╭──

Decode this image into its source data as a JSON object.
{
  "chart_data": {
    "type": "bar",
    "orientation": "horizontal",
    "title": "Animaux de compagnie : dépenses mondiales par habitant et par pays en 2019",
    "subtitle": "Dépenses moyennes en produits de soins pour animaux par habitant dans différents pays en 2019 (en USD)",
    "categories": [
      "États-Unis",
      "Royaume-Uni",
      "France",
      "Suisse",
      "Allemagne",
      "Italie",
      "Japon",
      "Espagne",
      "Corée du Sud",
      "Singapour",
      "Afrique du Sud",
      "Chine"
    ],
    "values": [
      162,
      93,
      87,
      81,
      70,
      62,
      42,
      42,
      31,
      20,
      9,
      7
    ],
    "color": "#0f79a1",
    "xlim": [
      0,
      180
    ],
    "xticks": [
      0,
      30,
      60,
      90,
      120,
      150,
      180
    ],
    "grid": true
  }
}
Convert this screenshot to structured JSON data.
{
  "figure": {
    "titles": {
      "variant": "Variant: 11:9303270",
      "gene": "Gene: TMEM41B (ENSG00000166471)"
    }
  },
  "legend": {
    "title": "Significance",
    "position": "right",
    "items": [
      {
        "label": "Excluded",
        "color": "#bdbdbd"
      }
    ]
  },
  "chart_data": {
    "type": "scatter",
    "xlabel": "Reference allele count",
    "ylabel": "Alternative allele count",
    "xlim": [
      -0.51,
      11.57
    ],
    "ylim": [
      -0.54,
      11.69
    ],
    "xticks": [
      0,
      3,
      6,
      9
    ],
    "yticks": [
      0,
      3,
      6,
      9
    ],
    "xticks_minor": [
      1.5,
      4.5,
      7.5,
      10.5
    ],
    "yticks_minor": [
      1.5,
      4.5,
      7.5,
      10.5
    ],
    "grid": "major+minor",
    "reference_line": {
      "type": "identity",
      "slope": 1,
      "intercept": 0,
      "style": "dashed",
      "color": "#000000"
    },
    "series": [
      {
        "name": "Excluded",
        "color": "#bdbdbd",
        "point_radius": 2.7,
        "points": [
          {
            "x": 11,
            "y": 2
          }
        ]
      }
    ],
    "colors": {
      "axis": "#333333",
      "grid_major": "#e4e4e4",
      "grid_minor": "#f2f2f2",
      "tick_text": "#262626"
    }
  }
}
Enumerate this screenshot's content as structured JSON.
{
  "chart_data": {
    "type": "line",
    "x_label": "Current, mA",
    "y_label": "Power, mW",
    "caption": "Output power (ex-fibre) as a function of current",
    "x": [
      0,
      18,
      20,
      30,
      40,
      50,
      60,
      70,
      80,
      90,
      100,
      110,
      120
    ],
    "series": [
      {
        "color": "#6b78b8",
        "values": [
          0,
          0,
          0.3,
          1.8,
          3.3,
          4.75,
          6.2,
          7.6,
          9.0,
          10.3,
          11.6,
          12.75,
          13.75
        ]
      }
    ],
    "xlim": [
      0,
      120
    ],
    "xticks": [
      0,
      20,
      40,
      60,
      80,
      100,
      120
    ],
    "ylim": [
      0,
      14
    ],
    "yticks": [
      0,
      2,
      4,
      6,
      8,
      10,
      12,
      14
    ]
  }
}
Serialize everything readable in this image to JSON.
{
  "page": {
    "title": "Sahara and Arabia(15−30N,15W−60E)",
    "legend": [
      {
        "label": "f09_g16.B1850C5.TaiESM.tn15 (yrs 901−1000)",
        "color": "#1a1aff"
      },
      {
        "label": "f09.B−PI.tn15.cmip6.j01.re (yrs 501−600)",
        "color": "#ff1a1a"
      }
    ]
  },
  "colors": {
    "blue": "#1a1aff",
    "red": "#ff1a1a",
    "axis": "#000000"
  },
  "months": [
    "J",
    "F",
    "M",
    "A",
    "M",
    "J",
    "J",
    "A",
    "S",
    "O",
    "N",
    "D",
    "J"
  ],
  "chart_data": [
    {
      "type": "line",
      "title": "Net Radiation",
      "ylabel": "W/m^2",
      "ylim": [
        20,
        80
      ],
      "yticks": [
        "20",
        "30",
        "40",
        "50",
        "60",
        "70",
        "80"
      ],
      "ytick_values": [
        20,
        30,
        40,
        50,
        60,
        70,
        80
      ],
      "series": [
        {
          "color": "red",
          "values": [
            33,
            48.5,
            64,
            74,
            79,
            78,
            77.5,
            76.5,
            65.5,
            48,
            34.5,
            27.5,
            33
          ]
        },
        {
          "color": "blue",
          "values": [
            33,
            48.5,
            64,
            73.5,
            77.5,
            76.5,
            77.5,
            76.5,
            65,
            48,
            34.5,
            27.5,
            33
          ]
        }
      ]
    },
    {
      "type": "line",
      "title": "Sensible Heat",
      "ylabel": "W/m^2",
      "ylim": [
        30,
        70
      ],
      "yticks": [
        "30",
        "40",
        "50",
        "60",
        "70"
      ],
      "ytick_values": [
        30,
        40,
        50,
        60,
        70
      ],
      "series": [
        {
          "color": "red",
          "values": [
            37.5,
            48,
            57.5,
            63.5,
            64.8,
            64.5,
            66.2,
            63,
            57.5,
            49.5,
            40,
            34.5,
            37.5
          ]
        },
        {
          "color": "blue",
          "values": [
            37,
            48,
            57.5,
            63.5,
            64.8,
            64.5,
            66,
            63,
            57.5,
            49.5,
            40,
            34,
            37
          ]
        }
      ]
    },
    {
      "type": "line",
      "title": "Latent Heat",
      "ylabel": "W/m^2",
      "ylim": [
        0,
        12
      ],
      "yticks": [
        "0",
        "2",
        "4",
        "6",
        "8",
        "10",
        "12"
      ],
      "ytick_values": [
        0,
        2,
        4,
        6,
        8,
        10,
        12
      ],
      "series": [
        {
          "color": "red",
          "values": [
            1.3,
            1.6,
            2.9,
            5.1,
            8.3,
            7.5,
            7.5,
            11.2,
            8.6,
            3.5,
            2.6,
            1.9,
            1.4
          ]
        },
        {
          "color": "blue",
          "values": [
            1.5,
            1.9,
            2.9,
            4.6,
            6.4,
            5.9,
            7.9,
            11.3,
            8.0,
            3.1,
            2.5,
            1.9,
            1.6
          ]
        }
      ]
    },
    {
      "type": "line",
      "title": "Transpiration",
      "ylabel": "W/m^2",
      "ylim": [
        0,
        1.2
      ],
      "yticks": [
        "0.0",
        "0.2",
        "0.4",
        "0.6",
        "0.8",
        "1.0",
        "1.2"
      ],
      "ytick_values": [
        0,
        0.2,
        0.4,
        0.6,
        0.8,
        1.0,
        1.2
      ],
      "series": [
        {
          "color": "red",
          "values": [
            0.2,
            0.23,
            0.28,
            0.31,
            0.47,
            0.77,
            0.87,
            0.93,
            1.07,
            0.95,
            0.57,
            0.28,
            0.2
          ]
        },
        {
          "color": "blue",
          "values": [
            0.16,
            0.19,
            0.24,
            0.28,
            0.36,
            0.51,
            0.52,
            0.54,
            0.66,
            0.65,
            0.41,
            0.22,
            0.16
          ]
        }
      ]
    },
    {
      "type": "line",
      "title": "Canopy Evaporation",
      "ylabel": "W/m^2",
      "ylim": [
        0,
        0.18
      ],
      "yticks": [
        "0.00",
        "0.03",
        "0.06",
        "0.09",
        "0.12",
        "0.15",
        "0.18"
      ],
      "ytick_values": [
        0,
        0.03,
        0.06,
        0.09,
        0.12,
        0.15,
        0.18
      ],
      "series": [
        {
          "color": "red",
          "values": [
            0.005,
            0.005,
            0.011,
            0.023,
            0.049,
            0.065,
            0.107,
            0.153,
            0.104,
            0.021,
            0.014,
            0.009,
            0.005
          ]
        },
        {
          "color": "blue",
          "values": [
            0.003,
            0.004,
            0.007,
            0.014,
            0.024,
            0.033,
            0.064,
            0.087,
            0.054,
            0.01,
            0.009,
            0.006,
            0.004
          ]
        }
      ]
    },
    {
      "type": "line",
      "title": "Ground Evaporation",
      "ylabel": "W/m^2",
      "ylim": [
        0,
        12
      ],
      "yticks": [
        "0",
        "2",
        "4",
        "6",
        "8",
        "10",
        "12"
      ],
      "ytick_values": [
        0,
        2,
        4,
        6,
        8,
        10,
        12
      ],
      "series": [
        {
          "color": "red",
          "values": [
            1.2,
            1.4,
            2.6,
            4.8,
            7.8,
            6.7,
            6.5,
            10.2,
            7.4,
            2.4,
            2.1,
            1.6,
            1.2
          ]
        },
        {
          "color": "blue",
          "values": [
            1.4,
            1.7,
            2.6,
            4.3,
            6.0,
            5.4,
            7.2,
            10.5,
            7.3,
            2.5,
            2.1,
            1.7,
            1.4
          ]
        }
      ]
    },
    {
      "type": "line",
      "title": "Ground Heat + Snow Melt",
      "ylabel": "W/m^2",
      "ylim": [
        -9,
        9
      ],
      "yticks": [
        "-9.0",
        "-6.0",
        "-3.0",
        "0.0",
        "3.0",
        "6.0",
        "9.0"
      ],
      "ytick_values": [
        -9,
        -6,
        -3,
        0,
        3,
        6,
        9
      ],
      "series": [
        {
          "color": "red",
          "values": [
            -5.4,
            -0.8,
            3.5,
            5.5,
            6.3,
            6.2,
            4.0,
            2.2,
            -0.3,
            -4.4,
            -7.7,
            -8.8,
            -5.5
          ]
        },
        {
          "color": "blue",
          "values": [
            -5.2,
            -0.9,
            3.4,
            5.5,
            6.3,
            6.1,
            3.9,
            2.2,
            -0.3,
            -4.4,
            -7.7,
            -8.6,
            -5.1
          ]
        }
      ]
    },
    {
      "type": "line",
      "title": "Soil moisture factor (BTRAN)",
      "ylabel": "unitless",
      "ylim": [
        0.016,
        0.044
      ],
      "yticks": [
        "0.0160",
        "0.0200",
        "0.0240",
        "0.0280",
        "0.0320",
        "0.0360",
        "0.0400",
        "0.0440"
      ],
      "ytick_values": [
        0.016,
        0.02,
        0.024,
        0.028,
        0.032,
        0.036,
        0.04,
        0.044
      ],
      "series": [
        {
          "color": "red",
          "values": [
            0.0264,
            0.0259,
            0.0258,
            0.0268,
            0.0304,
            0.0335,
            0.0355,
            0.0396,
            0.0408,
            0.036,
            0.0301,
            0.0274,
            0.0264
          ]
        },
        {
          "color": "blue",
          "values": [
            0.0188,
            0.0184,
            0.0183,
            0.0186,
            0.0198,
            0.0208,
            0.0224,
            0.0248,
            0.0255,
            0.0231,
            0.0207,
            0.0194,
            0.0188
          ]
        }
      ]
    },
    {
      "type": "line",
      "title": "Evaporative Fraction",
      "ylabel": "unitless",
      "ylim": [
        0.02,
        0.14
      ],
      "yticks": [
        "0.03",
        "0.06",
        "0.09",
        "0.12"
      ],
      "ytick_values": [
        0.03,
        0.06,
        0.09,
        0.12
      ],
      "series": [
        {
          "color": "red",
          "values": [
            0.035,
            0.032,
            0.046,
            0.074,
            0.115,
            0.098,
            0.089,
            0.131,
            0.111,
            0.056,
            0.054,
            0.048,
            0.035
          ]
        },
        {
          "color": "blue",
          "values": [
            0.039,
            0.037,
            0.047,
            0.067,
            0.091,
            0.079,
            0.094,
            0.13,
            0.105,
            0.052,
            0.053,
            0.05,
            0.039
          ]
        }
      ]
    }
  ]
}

╰──

▸ What you will do
State how many lines above include the word "Ground", and nothing more.

▸ Task output
2